= EXERCISE INPUT =
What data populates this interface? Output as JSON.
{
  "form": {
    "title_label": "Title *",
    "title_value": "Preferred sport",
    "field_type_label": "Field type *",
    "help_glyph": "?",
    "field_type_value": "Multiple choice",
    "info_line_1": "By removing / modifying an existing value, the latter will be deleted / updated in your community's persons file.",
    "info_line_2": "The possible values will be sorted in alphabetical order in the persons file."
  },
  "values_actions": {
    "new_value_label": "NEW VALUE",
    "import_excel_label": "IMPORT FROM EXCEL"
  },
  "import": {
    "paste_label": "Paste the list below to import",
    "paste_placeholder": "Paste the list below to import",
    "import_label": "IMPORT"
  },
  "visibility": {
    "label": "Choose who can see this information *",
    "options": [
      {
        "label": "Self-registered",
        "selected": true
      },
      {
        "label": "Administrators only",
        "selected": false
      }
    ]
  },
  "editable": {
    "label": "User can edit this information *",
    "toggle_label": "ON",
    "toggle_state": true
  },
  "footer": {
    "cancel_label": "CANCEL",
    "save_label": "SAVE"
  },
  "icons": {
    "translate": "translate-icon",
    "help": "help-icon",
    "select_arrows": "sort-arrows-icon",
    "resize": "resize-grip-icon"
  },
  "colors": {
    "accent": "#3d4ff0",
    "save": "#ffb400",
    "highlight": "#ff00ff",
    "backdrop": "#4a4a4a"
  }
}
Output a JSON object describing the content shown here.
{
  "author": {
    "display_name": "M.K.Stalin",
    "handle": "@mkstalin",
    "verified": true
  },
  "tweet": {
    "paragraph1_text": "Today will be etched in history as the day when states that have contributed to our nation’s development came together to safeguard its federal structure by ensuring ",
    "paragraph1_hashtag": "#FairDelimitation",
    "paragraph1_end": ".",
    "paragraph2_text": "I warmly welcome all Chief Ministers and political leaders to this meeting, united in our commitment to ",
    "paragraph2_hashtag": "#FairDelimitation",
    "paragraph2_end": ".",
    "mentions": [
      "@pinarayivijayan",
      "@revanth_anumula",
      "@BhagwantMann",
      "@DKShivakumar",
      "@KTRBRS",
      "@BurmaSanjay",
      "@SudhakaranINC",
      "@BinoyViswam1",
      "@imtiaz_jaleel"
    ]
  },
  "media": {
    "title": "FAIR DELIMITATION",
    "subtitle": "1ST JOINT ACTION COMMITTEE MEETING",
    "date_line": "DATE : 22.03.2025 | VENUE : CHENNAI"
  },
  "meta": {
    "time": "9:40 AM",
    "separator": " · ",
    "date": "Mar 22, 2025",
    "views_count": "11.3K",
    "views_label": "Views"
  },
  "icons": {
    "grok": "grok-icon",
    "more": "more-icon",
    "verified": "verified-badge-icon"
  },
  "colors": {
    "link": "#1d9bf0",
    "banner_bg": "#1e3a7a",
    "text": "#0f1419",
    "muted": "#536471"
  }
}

...

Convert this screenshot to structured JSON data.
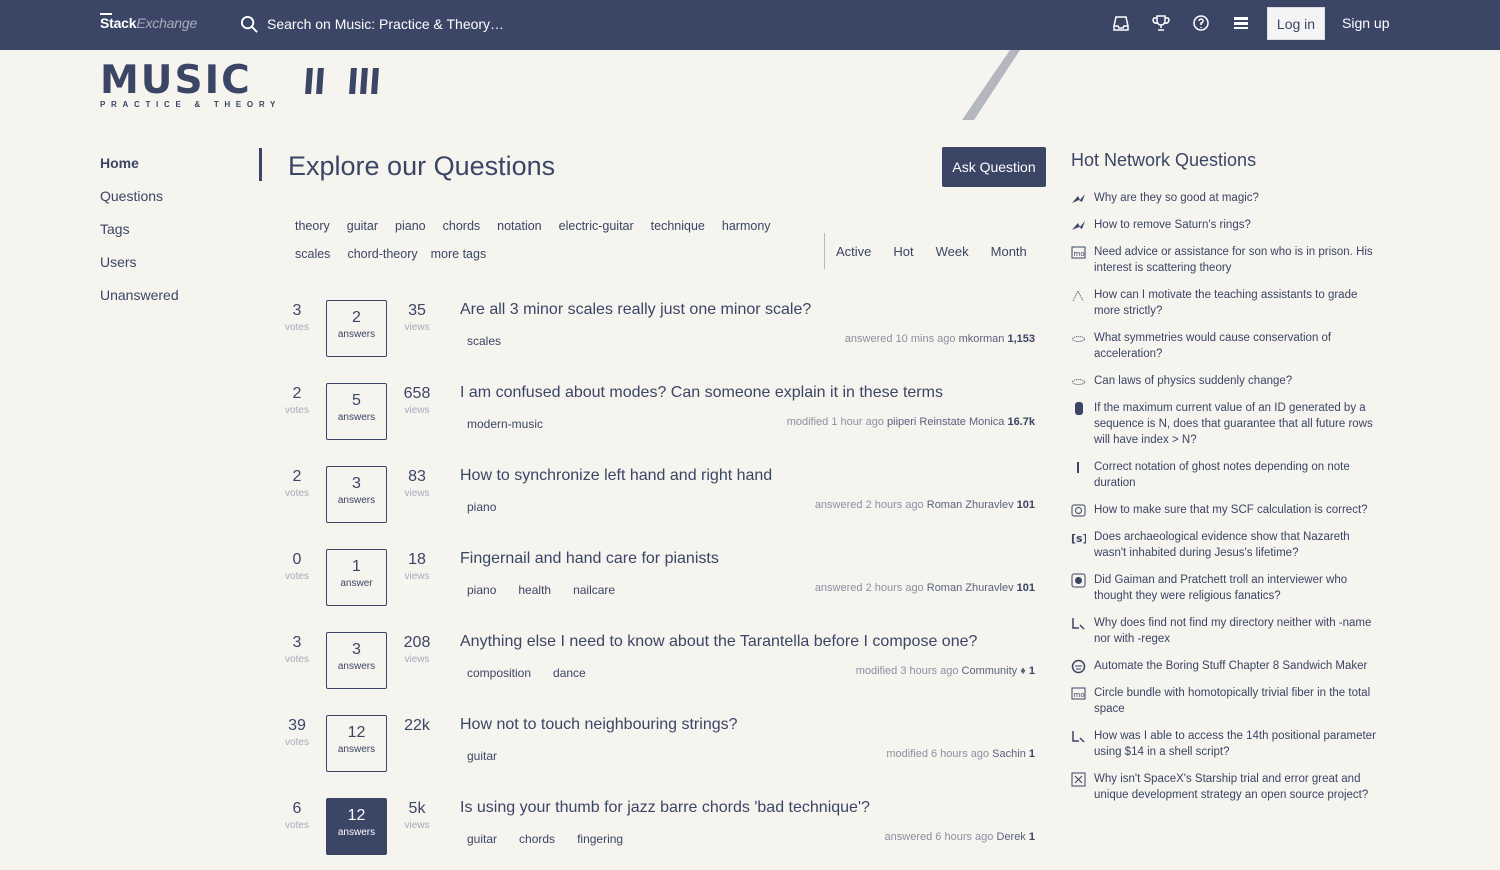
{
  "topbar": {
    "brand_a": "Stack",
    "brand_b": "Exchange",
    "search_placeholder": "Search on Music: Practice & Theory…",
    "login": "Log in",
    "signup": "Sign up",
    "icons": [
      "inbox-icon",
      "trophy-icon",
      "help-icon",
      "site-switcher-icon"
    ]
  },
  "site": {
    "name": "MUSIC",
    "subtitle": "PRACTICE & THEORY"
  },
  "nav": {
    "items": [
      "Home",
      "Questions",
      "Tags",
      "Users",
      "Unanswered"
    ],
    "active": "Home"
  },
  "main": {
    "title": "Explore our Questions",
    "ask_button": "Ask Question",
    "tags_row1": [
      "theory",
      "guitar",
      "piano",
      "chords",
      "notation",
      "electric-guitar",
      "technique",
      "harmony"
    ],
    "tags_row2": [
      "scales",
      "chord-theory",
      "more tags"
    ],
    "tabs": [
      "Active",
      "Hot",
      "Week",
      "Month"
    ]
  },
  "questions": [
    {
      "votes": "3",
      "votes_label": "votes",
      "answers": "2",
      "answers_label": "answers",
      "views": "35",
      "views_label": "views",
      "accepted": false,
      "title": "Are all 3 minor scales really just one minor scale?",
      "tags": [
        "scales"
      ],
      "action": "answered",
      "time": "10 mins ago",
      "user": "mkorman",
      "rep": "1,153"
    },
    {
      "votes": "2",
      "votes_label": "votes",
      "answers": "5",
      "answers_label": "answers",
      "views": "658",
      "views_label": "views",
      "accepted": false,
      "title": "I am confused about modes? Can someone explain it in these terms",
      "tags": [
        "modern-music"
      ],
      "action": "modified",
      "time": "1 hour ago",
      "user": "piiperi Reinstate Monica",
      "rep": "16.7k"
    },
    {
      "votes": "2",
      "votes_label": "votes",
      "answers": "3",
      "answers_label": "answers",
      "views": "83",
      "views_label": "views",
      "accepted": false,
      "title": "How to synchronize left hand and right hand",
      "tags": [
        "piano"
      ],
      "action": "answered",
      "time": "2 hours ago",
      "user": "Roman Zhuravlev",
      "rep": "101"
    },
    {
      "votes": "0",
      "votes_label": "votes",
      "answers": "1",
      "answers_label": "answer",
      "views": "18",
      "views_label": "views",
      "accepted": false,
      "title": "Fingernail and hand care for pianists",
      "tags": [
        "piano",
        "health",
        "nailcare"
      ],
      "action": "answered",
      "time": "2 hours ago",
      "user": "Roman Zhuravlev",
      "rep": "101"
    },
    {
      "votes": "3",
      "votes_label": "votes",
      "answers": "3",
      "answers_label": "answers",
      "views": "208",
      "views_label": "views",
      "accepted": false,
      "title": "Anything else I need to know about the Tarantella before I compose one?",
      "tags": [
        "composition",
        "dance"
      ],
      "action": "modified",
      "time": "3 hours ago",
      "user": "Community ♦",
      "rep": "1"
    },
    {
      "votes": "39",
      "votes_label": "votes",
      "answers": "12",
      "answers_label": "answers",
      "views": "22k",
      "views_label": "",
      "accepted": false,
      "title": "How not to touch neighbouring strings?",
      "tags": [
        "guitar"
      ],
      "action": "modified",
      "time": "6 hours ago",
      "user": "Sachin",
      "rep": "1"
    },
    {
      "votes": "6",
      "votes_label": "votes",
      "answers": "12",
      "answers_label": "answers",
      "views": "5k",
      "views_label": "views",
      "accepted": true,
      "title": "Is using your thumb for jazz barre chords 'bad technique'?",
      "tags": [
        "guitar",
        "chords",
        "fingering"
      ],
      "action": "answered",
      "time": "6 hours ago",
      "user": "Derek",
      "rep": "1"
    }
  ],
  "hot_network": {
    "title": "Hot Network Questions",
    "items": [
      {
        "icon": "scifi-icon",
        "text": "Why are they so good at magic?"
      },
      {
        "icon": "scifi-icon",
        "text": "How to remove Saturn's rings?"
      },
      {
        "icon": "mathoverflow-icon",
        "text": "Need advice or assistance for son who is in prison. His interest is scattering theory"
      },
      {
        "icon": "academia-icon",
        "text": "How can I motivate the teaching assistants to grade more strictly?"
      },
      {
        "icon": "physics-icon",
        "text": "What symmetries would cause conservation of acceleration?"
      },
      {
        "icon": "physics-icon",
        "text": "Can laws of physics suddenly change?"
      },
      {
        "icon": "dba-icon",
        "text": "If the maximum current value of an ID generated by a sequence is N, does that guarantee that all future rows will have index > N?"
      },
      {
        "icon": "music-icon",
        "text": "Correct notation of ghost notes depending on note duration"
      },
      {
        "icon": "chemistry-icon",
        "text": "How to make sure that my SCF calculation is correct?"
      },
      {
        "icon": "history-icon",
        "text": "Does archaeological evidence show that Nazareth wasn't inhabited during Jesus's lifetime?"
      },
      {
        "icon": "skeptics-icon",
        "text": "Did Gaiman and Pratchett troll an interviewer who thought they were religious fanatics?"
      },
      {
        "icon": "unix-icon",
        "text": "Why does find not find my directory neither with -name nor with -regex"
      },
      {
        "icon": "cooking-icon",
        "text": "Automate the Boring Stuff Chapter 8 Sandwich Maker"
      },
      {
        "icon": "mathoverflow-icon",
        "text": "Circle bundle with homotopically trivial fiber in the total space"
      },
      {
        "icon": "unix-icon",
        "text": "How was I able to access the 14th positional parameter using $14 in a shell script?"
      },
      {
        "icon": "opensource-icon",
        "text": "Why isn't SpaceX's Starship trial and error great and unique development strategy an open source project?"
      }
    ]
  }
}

= EXERCISE OBJECTIVE =
Each line holding "history" must be found and copied.

= PROBLEM SOLUTION =
    "paragraph1_text": "Today will be etched in history as the day when states that have contributed to our nation’s development came together to safeguard its federal structure by ensuring ",
        "icon": "history-icon",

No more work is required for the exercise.